▶ _Problem details_: Identify the lines bearing the string "ylabel" and gather them.

*-*-*

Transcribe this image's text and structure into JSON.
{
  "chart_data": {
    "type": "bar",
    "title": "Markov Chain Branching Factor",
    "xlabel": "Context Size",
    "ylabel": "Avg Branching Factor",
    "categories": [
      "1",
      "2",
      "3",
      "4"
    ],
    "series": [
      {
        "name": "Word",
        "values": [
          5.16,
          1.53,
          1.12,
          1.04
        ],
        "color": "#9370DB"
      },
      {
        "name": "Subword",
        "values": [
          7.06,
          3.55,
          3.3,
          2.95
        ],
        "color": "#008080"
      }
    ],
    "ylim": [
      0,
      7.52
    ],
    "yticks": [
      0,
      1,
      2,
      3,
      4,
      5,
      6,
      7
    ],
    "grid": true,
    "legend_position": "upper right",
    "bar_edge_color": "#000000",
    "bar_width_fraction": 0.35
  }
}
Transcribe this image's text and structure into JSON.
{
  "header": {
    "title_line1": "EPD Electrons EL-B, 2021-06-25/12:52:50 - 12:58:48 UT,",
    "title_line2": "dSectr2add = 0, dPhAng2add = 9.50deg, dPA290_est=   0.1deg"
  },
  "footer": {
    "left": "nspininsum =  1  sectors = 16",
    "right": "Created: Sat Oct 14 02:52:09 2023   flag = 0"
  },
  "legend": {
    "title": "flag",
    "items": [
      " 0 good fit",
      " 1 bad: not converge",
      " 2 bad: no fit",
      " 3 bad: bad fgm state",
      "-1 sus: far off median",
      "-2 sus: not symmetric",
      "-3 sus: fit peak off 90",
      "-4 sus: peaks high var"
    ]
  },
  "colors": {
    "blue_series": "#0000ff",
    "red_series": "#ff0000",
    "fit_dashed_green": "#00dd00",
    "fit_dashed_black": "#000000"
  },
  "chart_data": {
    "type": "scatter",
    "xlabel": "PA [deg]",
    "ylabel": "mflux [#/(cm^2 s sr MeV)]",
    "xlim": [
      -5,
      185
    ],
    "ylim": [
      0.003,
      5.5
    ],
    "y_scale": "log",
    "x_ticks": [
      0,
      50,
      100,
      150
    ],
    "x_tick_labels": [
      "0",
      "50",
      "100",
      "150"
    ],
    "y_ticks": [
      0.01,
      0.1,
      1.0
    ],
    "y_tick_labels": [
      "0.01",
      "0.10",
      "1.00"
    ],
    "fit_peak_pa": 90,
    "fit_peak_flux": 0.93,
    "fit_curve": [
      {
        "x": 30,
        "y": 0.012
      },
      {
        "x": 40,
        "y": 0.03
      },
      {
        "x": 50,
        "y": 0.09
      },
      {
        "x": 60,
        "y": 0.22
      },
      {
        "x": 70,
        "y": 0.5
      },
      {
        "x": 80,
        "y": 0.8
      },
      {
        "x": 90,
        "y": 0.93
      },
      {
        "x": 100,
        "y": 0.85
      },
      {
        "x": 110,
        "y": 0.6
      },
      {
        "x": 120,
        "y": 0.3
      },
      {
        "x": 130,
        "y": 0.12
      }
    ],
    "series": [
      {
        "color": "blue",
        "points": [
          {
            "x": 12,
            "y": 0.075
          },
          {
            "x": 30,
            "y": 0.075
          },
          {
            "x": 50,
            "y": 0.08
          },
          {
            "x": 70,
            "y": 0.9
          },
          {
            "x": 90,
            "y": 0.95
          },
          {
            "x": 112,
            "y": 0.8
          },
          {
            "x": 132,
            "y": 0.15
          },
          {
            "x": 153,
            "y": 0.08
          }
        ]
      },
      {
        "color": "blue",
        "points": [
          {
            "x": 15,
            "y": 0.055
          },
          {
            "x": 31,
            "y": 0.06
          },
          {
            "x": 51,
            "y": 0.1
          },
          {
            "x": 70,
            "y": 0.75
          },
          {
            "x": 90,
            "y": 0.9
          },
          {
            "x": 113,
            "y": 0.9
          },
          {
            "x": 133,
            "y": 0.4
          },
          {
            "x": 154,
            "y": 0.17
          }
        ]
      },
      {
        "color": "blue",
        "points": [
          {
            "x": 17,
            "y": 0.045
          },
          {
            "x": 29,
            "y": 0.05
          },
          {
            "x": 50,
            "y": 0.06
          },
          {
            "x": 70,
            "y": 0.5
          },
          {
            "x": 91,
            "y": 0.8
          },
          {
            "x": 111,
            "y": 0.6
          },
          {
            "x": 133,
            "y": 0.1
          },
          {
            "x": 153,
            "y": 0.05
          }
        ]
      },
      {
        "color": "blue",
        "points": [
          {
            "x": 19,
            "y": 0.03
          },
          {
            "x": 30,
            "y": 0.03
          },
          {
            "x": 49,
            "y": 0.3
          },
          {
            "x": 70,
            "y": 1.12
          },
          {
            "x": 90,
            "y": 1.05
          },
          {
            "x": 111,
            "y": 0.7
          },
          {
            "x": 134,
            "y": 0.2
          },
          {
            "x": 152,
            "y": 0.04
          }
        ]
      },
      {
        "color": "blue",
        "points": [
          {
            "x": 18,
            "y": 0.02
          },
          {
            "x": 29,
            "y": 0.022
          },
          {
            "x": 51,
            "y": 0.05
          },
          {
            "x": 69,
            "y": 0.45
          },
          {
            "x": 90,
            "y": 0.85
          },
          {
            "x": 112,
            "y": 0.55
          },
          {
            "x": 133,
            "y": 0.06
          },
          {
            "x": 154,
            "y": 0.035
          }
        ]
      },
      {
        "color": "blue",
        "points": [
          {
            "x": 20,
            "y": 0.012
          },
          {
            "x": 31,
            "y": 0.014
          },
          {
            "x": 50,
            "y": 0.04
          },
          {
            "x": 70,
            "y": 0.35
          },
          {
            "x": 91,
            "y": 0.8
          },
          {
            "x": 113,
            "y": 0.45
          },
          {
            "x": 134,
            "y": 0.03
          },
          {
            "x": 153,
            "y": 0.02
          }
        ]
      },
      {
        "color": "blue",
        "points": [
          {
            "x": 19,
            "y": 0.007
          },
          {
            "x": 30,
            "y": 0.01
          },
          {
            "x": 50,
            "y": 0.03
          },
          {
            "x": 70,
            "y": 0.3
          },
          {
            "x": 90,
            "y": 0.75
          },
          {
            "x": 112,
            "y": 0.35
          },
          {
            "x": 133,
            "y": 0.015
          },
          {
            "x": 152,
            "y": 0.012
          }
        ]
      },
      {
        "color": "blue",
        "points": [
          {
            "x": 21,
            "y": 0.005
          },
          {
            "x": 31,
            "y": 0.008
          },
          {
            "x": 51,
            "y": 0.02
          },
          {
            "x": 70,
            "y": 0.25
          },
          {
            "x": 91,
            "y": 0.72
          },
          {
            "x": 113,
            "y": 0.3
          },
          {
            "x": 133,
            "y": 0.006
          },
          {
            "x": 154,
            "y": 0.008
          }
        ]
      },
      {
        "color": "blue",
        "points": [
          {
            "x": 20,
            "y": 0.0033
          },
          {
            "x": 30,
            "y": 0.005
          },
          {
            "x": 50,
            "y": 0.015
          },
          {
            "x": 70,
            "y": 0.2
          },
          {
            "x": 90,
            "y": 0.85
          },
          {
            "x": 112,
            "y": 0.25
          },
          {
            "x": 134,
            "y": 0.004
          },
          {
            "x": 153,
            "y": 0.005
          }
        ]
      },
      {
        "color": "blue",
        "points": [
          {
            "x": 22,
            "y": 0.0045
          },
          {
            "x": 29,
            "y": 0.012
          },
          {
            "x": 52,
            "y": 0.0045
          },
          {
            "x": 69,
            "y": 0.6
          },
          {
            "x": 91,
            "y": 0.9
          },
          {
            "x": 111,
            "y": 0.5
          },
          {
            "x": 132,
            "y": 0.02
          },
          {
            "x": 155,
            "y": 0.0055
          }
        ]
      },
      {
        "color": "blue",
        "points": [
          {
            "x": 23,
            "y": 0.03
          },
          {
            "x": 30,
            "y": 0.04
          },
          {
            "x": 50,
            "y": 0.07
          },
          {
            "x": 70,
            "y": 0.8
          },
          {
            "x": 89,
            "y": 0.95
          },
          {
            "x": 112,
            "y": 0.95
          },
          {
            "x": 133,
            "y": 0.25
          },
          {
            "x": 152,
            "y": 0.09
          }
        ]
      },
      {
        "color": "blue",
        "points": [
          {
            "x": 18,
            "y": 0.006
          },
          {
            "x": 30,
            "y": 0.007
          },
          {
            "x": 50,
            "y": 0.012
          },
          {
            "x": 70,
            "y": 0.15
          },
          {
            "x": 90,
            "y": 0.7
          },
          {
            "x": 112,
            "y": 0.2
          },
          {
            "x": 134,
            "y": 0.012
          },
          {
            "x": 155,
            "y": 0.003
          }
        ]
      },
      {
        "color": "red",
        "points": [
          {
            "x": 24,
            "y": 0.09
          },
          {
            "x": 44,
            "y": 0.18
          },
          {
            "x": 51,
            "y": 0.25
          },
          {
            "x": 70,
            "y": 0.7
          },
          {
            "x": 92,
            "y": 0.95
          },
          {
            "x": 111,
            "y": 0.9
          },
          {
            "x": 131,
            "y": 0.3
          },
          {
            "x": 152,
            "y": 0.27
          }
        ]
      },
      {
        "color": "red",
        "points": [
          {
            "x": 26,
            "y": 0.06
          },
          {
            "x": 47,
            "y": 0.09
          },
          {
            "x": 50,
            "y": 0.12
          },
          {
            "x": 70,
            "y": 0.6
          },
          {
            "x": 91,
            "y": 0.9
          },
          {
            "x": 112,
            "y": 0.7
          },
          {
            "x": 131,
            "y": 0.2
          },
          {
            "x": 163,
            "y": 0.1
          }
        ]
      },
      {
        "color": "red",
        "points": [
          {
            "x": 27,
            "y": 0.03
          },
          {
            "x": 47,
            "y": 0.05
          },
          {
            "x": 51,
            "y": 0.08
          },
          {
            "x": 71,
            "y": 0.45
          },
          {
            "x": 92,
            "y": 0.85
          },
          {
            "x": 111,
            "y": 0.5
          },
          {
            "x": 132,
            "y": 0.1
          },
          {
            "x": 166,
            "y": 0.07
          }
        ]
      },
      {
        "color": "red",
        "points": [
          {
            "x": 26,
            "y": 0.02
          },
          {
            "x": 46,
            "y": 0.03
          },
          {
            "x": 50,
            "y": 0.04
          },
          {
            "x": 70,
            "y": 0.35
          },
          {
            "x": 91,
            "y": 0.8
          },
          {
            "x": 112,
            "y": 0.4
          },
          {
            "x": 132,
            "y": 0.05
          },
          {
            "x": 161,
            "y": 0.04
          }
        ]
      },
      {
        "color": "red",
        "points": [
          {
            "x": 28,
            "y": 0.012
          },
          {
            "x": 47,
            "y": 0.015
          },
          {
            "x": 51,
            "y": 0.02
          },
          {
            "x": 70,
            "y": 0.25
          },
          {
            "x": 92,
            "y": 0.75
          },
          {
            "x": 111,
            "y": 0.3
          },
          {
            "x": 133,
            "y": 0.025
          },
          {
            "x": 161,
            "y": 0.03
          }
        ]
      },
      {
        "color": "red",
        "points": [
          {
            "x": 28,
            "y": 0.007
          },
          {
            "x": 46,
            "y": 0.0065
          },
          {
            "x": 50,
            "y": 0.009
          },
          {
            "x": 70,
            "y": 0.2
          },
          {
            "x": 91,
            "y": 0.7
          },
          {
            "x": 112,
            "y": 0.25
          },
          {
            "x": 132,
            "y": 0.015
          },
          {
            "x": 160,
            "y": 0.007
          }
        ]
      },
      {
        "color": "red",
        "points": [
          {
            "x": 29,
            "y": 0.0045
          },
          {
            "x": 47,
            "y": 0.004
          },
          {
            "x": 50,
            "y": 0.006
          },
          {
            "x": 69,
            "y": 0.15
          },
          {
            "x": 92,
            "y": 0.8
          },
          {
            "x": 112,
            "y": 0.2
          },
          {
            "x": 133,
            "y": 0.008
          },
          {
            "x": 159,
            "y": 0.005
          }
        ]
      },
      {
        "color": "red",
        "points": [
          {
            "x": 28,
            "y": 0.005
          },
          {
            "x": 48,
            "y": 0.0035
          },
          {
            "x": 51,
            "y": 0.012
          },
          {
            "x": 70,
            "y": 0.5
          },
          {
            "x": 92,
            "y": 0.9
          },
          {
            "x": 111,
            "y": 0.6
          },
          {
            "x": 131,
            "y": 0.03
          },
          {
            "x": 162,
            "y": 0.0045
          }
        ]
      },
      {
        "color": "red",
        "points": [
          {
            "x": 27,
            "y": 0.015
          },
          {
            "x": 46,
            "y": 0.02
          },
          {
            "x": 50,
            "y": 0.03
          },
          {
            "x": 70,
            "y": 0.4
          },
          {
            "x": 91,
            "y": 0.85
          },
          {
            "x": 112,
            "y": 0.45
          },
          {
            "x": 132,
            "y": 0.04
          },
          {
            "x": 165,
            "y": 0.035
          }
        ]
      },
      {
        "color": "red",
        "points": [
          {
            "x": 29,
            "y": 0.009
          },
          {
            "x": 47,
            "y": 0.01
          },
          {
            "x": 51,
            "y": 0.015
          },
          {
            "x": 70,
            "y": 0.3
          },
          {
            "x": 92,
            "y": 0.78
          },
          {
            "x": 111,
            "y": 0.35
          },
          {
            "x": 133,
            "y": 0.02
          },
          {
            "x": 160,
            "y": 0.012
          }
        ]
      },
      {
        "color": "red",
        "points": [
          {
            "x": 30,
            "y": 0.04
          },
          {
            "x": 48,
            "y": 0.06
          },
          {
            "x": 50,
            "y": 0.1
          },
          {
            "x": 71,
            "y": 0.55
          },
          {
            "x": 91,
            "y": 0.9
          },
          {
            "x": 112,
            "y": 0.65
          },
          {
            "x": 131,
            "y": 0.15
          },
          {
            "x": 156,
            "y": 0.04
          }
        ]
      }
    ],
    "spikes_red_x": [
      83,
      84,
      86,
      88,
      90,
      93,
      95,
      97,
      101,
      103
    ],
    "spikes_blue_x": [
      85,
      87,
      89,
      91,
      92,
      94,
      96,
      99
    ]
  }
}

*-*-*

▶ _Exercise answer_:
    "ylabel": "Avg Branching Factor",
    "ylabel": "mflux [#/(cm^2 s sr MeV)]",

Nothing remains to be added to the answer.